**PROBLEM TO SOLVE**: Pull every line holding the string "Index" from the records below.

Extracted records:
________________
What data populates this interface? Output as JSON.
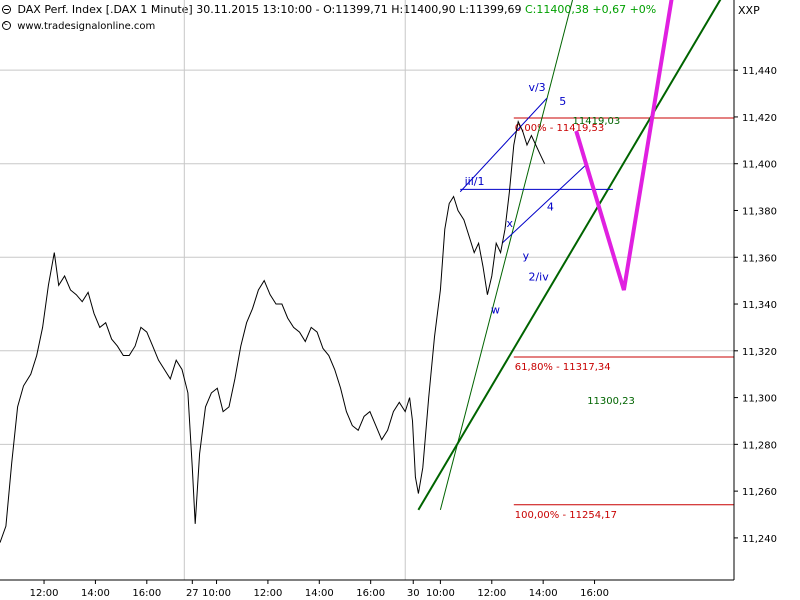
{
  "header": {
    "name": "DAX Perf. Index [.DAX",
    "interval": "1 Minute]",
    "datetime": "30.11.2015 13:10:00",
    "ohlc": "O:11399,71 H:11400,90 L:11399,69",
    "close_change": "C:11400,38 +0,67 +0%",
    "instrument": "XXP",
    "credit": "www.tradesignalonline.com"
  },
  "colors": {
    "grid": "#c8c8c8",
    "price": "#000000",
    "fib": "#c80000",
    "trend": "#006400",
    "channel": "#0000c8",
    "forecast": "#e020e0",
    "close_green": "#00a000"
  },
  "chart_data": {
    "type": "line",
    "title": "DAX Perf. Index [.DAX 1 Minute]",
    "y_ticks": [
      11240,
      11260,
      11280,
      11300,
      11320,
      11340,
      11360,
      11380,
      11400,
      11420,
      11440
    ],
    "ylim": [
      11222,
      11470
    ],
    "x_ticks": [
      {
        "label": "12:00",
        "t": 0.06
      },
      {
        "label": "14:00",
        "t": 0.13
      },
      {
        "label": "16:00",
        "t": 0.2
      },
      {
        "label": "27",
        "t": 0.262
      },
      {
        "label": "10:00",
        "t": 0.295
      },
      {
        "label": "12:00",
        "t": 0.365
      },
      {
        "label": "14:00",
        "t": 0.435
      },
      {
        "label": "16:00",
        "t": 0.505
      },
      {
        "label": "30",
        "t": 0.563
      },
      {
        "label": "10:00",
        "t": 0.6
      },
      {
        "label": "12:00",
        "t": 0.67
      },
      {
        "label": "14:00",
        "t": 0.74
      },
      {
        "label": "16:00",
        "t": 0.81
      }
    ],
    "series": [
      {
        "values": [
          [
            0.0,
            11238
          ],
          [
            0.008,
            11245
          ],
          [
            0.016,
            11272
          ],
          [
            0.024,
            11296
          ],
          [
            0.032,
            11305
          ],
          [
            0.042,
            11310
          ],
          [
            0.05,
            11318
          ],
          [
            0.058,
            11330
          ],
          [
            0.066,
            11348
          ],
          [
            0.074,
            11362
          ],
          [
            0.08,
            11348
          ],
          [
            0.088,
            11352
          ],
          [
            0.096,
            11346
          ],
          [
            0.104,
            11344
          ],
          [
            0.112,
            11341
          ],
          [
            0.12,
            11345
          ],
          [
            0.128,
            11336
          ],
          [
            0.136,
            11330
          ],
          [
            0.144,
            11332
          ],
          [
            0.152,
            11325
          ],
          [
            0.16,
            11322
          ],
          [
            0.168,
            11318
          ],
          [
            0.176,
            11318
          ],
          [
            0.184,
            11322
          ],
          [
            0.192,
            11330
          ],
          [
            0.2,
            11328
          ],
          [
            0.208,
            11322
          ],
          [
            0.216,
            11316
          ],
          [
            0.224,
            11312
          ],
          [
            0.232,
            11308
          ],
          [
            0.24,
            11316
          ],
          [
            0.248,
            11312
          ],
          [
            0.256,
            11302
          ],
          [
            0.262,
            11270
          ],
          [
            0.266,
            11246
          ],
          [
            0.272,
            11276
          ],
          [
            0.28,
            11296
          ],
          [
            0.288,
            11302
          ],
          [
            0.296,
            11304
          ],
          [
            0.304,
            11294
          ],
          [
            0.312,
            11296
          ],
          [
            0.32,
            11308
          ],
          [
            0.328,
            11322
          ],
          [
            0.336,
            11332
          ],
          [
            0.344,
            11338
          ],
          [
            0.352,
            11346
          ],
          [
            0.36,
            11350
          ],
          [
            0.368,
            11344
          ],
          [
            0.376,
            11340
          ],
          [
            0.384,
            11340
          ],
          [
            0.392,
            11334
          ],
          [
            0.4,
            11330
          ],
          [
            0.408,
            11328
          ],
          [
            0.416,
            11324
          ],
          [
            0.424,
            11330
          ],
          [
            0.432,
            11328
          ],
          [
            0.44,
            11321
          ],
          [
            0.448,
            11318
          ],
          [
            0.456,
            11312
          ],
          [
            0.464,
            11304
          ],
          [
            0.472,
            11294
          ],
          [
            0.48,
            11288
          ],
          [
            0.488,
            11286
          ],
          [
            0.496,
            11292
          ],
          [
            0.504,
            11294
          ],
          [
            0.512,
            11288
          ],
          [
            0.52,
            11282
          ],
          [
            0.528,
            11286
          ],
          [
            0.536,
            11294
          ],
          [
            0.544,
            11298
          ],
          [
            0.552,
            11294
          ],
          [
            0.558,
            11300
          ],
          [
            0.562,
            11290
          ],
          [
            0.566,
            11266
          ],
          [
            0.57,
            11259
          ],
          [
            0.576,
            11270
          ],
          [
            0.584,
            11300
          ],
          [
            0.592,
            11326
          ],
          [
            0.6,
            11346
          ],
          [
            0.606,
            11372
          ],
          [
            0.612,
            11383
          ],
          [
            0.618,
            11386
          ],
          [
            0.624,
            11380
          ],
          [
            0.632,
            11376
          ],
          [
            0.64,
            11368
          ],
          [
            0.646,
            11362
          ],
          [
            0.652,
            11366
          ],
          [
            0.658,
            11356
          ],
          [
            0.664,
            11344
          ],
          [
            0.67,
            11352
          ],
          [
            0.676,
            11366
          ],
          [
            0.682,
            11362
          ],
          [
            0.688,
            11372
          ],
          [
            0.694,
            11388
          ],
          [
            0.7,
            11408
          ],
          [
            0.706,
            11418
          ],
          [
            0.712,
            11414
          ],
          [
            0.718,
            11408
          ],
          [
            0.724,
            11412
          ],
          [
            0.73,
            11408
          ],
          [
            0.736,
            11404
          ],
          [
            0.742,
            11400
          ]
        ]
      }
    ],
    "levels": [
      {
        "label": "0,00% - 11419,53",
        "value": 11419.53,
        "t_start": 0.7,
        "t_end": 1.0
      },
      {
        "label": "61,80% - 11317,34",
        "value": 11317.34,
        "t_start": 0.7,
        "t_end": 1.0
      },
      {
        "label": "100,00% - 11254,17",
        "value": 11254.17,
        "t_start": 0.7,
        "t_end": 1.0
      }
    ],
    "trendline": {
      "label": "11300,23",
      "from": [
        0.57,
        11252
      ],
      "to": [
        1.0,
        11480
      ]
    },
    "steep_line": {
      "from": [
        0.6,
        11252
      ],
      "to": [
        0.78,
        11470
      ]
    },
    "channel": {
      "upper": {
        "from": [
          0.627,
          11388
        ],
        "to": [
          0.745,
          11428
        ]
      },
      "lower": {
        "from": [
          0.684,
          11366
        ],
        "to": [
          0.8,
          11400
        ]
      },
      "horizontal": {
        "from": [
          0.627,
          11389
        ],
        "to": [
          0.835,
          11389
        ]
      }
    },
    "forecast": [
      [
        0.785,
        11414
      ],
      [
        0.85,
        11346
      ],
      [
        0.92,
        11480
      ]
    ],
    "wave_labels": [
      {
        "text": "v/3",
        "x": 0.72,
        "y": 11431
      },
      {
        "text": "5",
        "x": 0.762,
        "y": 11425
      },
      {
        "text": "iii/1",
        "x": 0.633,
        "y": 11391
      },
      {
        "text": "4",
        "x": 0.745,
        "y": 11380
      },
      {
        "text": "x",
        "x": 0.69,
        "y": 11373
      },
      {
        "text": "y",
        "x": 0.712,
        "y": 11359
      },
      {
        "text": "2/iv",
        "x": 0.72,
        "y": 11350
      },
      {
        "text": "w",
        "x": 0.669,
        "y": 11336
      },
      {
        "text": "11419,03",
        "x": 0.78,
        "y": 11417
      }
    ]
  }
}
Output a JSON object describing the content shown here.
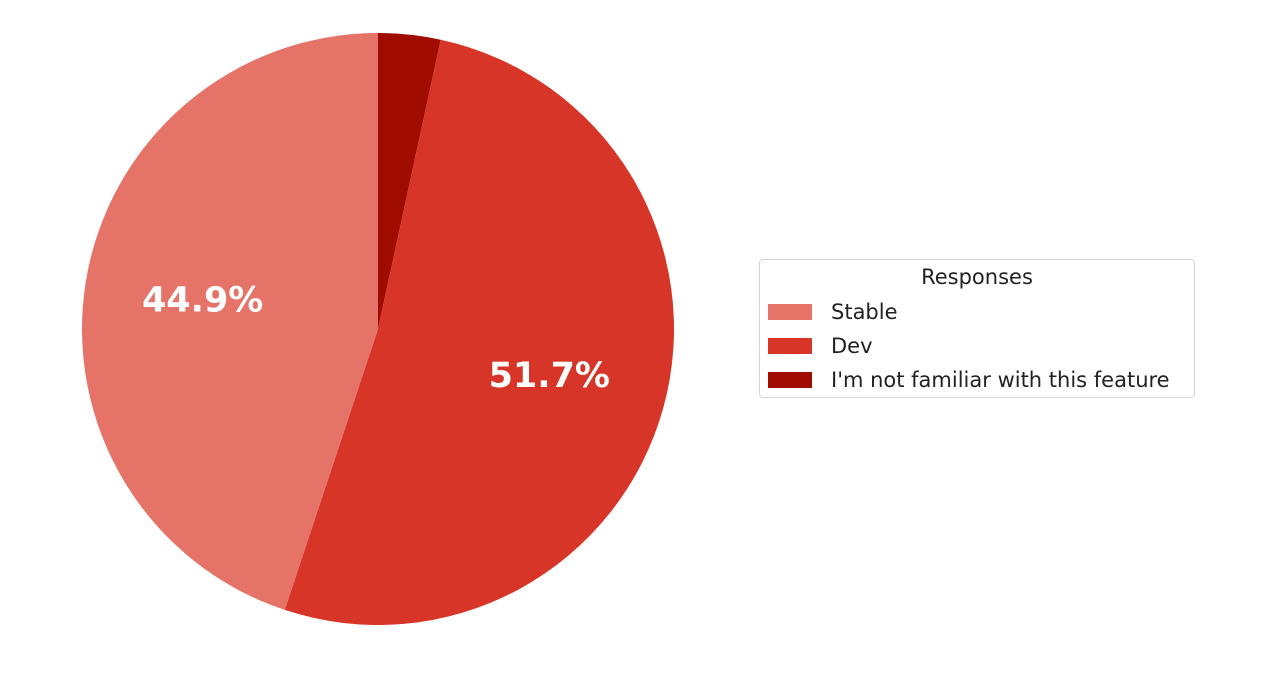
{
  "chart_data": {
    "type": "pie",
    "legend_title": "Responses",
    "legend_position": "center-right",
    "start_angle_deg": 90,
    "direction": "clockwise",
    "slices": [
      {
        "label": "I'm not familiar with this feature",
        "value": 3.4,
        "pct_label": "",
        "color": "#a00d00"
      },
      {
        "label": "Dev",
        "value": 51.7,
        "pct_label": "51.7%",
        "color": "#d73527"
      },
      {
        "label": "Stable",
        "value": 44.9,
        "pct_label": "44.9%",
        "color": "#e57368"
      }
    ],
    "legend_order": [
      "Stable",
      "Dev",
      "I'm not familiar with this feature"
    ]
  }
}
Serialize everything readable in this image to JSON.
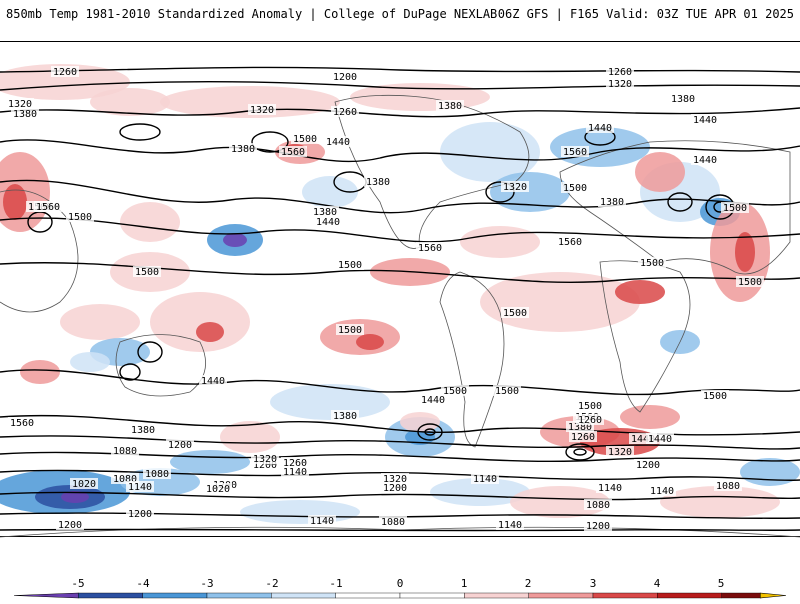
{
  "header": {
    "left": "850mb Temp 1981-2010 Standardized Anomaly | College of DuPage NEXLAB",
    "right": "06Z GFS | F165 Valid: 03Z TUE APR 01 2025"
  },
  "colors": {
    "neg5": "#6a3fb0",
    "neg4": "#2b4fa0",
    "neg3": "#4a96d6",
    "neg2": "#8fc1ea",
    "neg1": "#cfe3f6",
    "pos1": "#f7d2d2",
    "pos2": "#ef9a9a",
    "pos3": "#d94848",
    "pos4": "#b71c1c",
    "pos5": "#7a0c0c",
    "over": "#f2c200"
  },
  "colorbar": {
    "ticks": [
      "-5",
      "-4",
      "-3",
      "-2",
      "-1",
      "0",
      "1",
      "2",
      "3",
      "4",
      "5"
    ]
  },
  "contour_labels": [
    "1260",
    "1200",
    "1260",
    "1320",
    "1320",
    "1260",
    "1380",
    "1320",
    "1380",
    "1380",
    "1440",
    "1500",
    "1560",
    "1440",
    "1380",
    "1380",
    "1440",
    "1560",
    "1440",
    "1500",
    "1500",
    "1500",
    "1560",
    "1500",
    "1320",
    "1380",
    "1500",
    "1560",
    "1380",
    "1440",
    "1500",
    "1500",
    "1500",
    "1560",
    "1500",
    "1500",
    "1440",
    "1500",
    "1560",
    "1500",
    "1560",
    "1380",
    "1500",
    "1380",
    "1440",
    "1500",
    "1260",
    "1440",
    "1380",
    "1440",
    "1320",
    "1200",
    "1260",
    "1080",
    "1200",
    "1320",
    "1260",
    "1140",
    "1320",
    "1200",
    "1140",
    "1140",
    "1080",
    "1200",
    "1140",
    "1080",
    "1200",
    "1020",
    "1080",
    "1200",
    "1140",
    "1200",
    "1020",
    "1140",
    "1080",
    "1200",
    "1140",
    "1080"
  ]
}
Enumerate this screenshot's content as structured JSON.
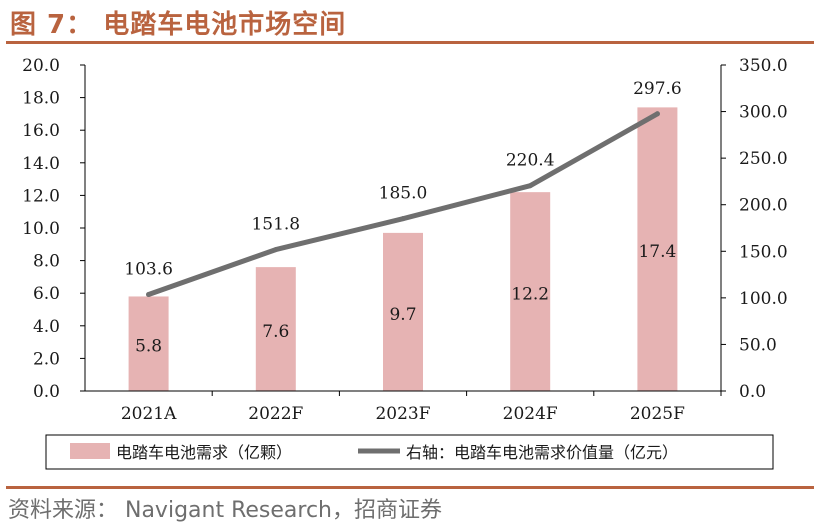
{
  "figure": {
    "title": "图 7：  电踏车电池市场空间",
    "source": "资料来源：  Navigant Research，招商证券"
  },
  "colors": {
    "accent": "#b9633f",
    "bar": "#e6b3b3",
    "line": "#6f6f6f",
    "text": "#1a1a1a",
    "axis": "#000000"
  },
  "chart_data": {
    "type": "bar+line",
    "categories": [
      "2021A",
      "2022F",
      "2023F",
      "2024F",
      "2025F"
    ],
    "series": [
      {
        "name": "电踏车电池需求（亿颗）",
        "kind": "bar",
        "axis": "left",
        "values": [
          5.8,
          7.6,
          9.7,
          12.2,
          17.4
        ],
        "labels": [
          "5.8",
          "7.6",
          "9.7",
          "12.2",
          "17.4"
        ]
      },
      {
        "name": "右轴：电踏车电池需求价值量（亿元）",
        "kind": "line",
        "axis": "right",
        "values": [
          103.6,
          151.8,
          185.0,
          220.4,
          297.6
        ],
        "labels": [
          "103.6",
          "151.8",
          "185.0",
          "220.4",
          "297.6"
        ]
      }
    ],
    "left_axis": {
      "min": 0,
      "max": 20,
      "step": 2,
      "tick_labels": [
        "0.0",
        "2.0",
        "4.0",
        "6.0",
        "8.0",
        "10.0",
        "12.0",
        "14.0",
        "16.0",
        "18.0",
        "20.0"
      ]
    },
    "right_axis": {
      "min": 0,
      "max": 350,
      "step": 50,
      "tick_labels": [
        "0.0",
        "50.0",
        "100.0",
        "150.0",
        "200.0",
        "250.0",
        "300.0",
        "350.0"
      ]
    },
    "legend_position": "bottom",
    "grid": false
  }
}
________________
**RESPONSE TO THIS TASK**:
    "name": "DAX Perf. Index [.DAX",
    "title": "DAX Perf. Index [.DAX 1 Minute]",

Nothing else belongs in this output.